-- START OF Supplied entries --
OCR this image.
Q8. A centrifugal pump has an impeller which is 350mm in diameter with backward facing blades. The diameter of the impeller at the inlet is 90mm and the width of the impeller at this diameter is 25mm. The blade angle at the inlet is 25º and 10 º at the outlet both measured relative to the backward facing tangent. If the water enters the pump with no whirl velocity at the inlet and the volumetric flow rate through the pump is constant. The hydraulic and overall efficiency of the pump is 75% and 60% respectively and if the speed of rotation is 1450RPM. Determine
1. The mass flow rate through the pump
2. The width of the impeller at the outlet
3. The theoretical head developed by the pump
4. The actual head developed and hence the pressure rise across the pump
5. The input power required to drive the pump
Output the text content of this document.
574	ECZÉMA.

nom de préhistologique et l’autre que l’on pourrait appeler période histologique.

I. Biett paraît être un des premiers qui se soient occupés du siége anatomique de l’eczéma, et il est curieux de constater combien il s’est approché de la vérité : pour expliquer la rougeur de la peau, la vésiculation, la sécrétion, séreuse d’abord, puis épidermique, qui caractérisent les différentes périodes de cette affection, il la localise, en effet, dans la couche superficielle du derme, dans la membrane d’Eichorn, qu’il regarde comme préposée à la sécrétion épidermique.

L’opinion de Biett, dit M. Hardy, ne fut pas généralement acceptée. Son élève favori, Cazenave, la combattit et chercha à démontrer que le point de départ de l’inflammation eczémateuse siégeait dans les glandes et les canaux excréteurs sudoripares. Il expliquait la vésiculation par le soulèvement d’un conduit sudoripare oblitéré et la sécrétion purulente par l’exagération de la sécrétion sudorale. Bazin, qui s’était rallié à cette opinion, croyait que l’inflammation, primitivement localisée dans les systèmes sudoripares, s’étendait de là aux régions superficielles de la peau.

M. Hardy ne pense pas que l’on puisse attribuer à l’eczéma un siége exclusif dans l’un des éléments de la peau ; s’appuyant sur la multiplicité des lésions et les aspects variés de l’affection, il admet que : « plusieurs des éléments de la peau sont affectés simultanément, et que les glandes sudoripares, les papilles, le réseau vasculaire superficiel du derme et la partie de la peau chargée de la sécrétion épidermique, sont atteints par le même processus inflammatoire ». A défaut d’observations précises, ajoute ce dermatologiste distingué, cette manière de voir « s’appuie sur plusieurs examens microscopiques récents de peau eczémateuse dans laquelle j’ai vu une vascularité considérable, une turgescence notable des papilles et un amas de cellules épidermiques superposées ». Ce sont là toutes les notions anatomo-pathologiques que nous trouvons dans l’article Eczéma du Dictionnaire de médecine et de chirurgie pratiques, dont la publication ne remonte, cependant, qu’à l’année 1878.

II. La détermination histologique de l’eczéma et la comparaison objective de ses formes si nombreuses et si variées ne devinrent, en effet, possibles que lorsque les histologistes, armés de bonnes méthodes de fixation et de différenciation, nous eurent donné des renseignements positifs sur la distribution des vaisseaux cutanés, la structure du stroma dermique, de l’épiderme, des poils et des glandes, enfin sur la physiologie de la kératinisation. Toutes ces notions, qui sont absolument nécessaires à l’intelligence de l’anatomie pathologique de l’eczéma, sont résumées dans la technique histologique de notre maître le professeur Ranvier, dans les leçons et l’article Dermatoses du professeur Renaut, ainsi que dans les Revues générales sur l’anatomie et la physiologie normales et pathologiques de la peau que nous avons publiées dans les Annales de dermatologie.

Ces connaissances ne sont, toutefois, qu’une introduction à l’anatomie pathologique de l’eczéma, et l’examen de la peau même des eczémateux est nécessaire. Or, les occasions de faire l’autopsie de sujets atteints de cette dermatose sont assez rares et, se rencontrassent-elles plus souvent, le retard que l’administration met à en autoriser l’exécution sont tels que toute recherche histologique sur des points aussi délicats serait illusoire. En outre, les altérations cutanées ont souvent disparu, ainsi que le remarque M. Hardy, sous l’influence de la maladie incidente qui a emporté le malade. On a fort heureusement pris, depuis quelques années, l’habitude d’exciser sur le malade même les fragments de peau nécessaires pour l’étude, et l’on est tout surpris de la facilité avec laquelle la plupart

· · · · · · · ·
-- END OF Supplied entries --
▶ **What you will do**
Repeat the entries exactly, all of them.

▶ **Response for this exercise**
OCR this image.
Q8. A centrifugal pump has an impeller which is 350mm in diameter with backward facing blades. The diameter of the impeller at the inlet is 90mm and the width of the impeller at this diameter is 25mm. The blade angle at the inlet is 25º and 10 º at the outlet both measured relative to the backward facing tangent. If the water enters the pump with no whirl velocity at the inlet and the volumetric flow rate through the pump is constant. The hydraulic and overall efficiency of the pump is 75% and 60% respectively and if the speed of rotation is 1450RPM. Determine
1. The mass flow rate through the pump
2. The width of the impeller at the outlet
3. The theoretical head developed by the pump
4. The actual head developed and hence the pressure rise across the pump
5. The input power required to drive the pump
Output the text content of this document.
574	ECZÉMA.

nom de préhistologique et l’autre que l’on pourrait appeler période histologique.

I. Biett paraît être un des premiers qui se soient occupés du siége anatomique de l’eczéma, et il est curieux de constater combien il s’est approché de la vérité : pour expliquer la rougeur de la peau, la vésiculation, la sécrétion, séreuse d’abord, puis épidermique, qui caractérisent les différentes périodes de cette affection, il la localise, en effet, dans la couche superficielle du derme, dans la membrane d’Eichorn, qu’il regarde comme préposée à la sécrétion épidermique.

L’opinion de Biett, dit M. Hardy, ne fut pas généralement acceptée. Son élève favori, Cazenave, la combattit et chercha à démontrer que le point de départ de l’inflammation eczémateuse siégeait dans les glandes et les canaux excréteurs sudoripares. Il expliquait la vésiculation par le soulèvement d’un conduit sudoripare oblitéré et la sécrétion purulente par l’exagération de la sécrétion sudorale. Bazin, qui s’était rallié à cette opinion, croyait que l’inflammation, primitivement localisée dans les systèmes sudoripares, s’étendait de là aux régions superficielles de la peau.

M. Hardy ne pense pas que l’on puisse attribuer à l’eczéma un siége exclusif dans l’un des éléments de la peau ; s’appuyant sur la multiplicité des lésions et les aspects variés de l’affection, il admet que : « plusieurs des éléments de la peau sont affectés simultanément, et que les glandes sudoripares, les papilles, le réseau vasculaire superficiel du derme et la partie de la peau chargée de la sécrétion épidermique, sont atteints par le même processus inflammatoire ». A défaut d’observations précises, ajoute ce dermatologiste distingué, cette manière de voir « s’appuie sur plusieurs examens microscopiques récents de peau eczémateuse dans laquelle j’ai vu une vascularité considérable, une turgescence notable des papilles et un amas de cellules épidermiques superposées ». Ce sont là toutes les notions anatomo-pathologiques que nous trouvons dans l’article Eczéma du Dictionnaire de médecine et de chirurgie pratiques, dont la publication ne remonte, cependant, qu’à l’année 1878.

II. La détermination histologique de l’eczéma et la comparaison objective de ses formes si nombreuses et si variées ne devinrent, en effet, possibles que lorsque les histologistes, armés de bonnes méthodes de fixation et de différenciation, nous eurent donné des renseignements positifs sur la distribution des vaisseaux cutanés, la structure du stroma dermique, de l’épiderme, des poils et des glandes, enfin sur la physiologie de la kératinisation. Toutes ces notions, qui sont absolument nécessaires à l’intelligence de l’anatomie pathologique de l’eczéma, sont résumées dans la technique histologique de notre maître le professeur Ranvier, dans les leçons et l’article Dermatoses du professeur Renaut, ainsi que dans les Revues générales sur l’anatomie et la physiologie normales et pathologiques de la peau que nous avons publiées dans les Annales de dermatologie.

Ces connaissances ne sont, toutefois, qu’une introduction à l’anatomie pathologique de l’eczéma, et l’examen de la peau même des eczémateux est nécessaire. Or, les occasions de faire l’autopsie de sujets atteints de cette dermatose sont assez rares et, se rencontrassent-elles plus souvent, le retard que l’administration met à en autoriser l’exécution sont tels que toute recherche histologique sur des points aussi délicats serait illusoire. En outre, les altérations cutanées ont souvent disparu, ainsi que le remarque M. Hardy, sous l’influence de la maladie incidente qui a emporté le malade. On a fort heureusement pris, depuis quelques années, l’habitude d’exciser sur le malade même les fragments de peau nécessaires pour l’étude, et l’on est tout surpris de la facilité avec laquelle la plupart

· · · · · · · ·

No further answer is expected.